--- START OF Data in this exercise ---
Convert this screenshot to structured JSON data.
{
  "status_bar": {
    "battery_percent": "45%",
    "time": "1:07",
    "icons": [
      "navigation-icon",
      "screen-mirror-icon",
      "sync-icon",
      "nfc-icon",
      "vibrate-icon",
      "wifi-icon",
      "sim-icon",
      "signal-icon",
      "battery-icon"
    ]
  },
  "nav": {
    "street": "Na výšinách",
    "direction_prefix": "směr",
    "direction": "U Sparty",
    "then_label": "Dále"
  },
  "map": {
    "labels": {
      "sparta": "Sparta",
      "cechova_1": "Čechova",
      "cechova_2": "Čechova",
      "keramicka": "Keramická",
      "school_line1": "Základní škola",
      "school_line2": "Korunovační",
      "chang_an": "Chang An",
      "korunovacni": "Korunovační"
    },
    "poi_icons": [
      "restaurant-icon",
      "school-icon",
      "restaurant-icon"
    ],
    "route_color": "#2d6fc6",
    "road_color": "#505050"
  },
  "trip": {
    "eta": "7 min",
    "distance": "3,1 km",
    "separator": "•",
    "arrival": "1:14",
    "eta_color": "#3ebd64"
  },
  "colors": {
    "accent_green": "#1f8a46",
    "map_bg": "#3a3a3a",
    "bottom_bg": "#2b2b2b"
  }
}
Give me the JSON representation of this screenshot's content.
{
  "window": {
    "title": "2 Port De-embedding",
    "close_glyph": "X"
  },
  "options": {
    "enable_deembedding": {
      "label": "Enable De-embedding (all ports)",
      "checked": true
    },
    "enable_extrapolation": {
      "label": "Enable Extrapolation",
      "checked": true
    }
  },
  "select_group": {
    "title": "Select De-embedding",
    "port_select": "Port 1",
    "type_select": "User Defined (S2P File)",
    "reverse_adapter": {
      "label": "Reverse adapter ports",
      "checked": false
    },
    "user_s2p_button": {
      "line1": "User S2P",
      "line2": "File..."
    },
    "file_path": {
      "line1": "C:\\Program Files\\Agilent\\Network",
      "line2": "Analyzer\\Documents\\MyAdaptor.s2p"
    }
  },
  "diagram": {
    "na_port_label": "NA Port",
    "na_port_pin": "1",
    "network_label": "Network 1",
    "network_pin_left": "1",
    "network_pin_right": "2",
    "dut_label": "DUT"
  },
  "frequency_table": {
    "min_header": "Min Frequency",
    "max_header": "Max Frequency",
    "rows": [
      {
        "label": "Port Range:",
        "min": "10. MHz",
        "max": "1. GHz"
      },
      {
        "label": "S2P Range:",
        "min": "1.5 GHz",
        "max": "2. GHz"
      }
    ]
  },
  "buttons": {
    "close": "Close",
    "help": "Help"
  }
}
--- END OF Data in this exercise ---
» **Given request**
Set down every line of the listing above again, exactly as given.

» **Task solution**
Convert this screenshot to structured JSON data.
{
  "status_bar": {
    "battery_percent": "45%",
    "time": "1:07",
    "icons": [
      "navigation-icon",
      "screen-mirror-icon",
      "sync-icon",
      "nfc-icon",
      "vibrate-icon",
      "wifi-icon",
      "sim-icon",
      "signal-icon",
      "battery-icon"
    ]
  },
  "nav": {
    "street": "Na výšinách",
    "direction_prefix": "směr",
    "direction": "U Sparty",
    "then_label": "Dále"
  },
  "map": {
    "labels": {
      "sparta": "Sparta",
      "cechova_1": "Čechova",
      "cechova_2": "Čechova",
      "keramicka": "Keramická",
      "school_line1": "Základní škola",
      "school_line2": "Korunovační",
      "chang_an": "Chang An",
      "korunovacni": "Korunovační"
    },
    "poi_icons": [
      "restaurant-icon",
      "school-icon",
      "restaurant-icon"
    ],
    "route_color": "#2d6fc6",
    "road_color": "#505050"
  },
  "trip": {
    "eta": "7 min",
    "distance": "3,1 km",
    "separator": "•",
    "arrival": "1:14",
    "eta_color": "#3ebd64"
  },
  "colors": {
    "accent_green": "#1f8a46",
    "map_bg": "#3a3a3a",
    "bottom_bg": "#2b2b2b"
  }
}
Give me the JSON representation of this screenshot's content.
{
  "window": {
    "title": "2 Port De-embedding",
    "close_glyph": "X"
  },
  "options": {
    "enable_deembedding": {
      "label": "Enable De-embedding (all ports)",
      "checked": true
    },
    "enable_extrapolation": {
      "label": "Enable Extrapolation",
      "checked": true
    }
  },
  "select_group": {
    "title": "Select De-embedding",
    "port_select": "Port 1",
    "type_select": "User Defined (S2P File)",
    "reverse_adapter": {
      "label": "Reverse adapter ports",
      "checked": false
    },
    "user_s2p_button": {
      "line1": "User S2P",
      "line2": "File..."
    },
    "file_path": {
      "line1": "C:\\Program Files\\Agilent\\Network",
      "line2": "Analyzer\\Documents\\MyAdaptor.s2p"
    }
  },
  "diagram": {
    "na_port_label": "NA Port",
    "na_port_pin": "1",
    "network_label": "Network 1",
    "network_pin_left": "1",
    "network_pin_right": "2",
    "dut_label": "DUT"
  },
  "frequency_table": {
    "min_header": "Min Frequency",
    "max_header": "Max Frequency",
    "rows": [
      {
        "label": "Port Range:",
        "min": "10. MHz",
        "max": "1. GHz"
      },
      {
        "label": "S2P Range:",
        "min": "1.5 GHz",
        "max": "2. GHz"
      }
    ]
  },
  "buttons": {
    "close": "Close",
    "help": "Help"
  }
}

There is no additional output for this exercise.